Dataset records:
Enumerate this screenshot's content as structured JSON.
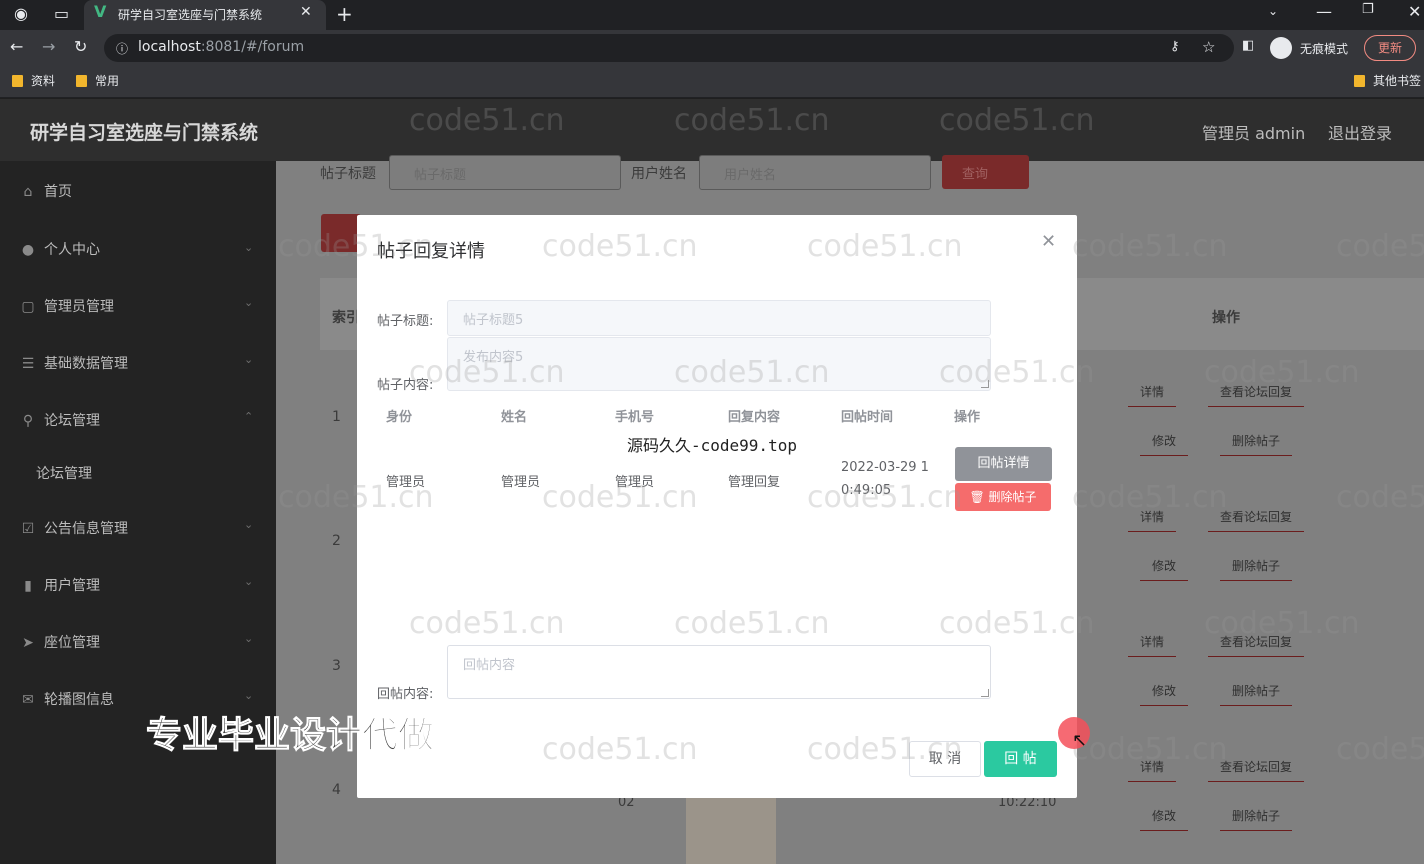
{
  "browser": {
    "tab_title": "研学自习室选座与门禁系统",
    "url_host": "localhost",
    "url_rest": ":8081/#/forum",
    "incognito_label": "无痕模式",
    "update_label": "更新",
    "bookmarks": [
      "资料",
      "常用"
    ],
    "other_bookmarks": "其他书签"
  },
  "app": {
    "title": "研学自习室选座与门禁系统",
    "user": "管理员 admin",
    "logout": "退出登录"
  },
  "sidebar": {
    "items": [
      {
        "label": "首页",
        "icon": "home-icon"
      },
      {
        "label": "个人中心",
        "icon": "user-icon"
      },
      {
        "label": "管理员管理",
        "icon": "admin-icon"
      },
      {
        "label": "基础数据管理",
        "icon": "list-icon"
      },
      {
        "label": "论坛管理",
        "icon": "location-icon"
      },
      {
        "label": "论坛管理",
        "icon": ""
      },
      {
        "label": "公告信息管理",
        "icon": "notice-icon"
      },
      {
        "label": "用户管理",
        "icon": "chart-icon"
      },
      {
        "label": "座位管理",
        "icon": "send-icon"
      },
      {
        "label": "轮播图信息",
        "icon": "mail-icon"
      }
    ]
  },
  "background": {
    "search_title_label": "帖子标题",
    "search_title_placeholder": "帖子标题",
    "search_user_label": "用户姓名",
    "search_user_placeholder": "用户姓名",
    "search_button": "查询",
    "index_header": "索引",
    "ops_header": "操作",
    "row_indices": [
      "1",
      "2",
      "3",
      "4"
    ],
    "op_detail": "详情",
    "op_view_replies": "查看论坛回复",
    "op_edit": "修改",
    "op_delete": "删除帖子",
    "partial_02": "02",
    "partial_time": "10:22:10"
  },
  "modal": {
    "title": "帖子回复详情",
    "post_title_label": "帖子标题:",
    "post_title_value": "帖子标题5",
    "post_content_label": "帖子内容:",
    "post_content_value": "发布内容5",
    "columns": [
      "身份",
      "姓名",
      "手机号",
      "回复内容",
      "回帖时间",
      "操作"
    ],
    "row": {
      "identity": "管理员",
      "name": "管理员",
      "phone": "管理员",
      "content": "管理回复",
      "time": "2022-03-29 10:49:05",
      "detail_button": "回帖详情",
      "delete_button": "删除帖子"
    },
    "reply_label": "回帖内容:",
    "reply_placeholder": "回帖内容",
    "cancel": "取 消",
    "submit": "回 帖"
  },
  "overlays": {
    "watermark": "code51.cn",
    "source_watermark": "源码久久-code99.top",
    "promo": "专业毕业设计代做"
  }
}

**EXERCISE BRIEF**. Write the records out once more, exactly as they appear, with no pictures.

**CORRECT ANSWER**.
Enumerate this screenshot's content as structured JSON.
{
  "browser": {
    "tab_title": "研学自习室选座与门禁系统",
    "url_host": "localhost",
    "url_rest": ":8081/#/forum",
    "incognito_label": "无痕模式",
    "update_label": "更新",
    "bookmarks": [
      "资料",
      "常用"
    ],
    "other_bookmarks": "其他书签"
  },
  "app": {
    "title": "研学自习室选座与门禁系统",
    "user": "管理员 admin",
    "logout": "退出登录"
  },
  "sidebar": {
    "items": [
      {
        "label": "首页",
        "icon": "home-icon"
      },
      {
        "label": "个人中心",
        "icon": "user-icon"
      },
      {
        "label": "管理员管理",
        "icon": "admin-icon"
      },
      {
        "label": "基础数据管理",
        "icon": "list-icon"
      },
      {
        "label": "论坛管理",
        "icon": "location-icon"
      },
      {
        "label": "论坛管理",
        "icon": ""
      },
      {
        "label": "公告信息管理",
        "icon": "notice-icon"
      },
      {
        "label": "用户管理",
        "icon": "chart-icon"
      },
      {
        "label": "座位管理",
        "icon": "send-icon"
      },
      {
        "label": "轮播图信息",
        "icon": "mail-icon"
      }
    ]
  },
  "background": {
    "search_title_label": "帖子标题",
    "search_title_placeholder": "帖子标题",
    "search_user_label": "用户姓名",
    "search_user_placeholder": "用户姓名",
    "search_button": "查询",
    "index_header": "索引",
    "ops_header": "操作",
    "row_indices": [
      "1",
      "2",
      "3",
      "4"
    ],
    "op_detail": "详情",
    "op_view_replies": "查看论坛回复",
    "op_edit": "修改",
    "op_delete": "删除帖子",
    "partial_02": "02",
    "partial_time": "10:22:10"
  },
  "modal": {
    "title": "帖子回复详情",
    "post_title_label": "帖子标题:",
    "post_title_value": "帖子标题5",
    "post_content_label": "帖子内容:",
    "post_content_value": "发布内容5",
    "columns": [
      "身份",
      "姓名",
      "手机号",
      "回复内容",
      "回帖时间",
      "操作"
    ],
    "row": {
      "identity": "管理员",
      "name": "管理员",
      "phone": "管理员",
      "content": "管理回复",
      "time": "2022-03-29 10:49:05",
      "detail_button": "回帖详情",
      "delete_button": "删除帖子"
    },
    "reply_label": "回帖内容:",
    "reply_placeholder": "回帖内容",
    "cancel": "取 消",
    "submit": "回 帖"
  },
  "overlays": {
    "watermark": "code51.cn",
    "source_watermark": "源码久久-code99.top",
    "promo": "专业毕业设计代做"
  }
}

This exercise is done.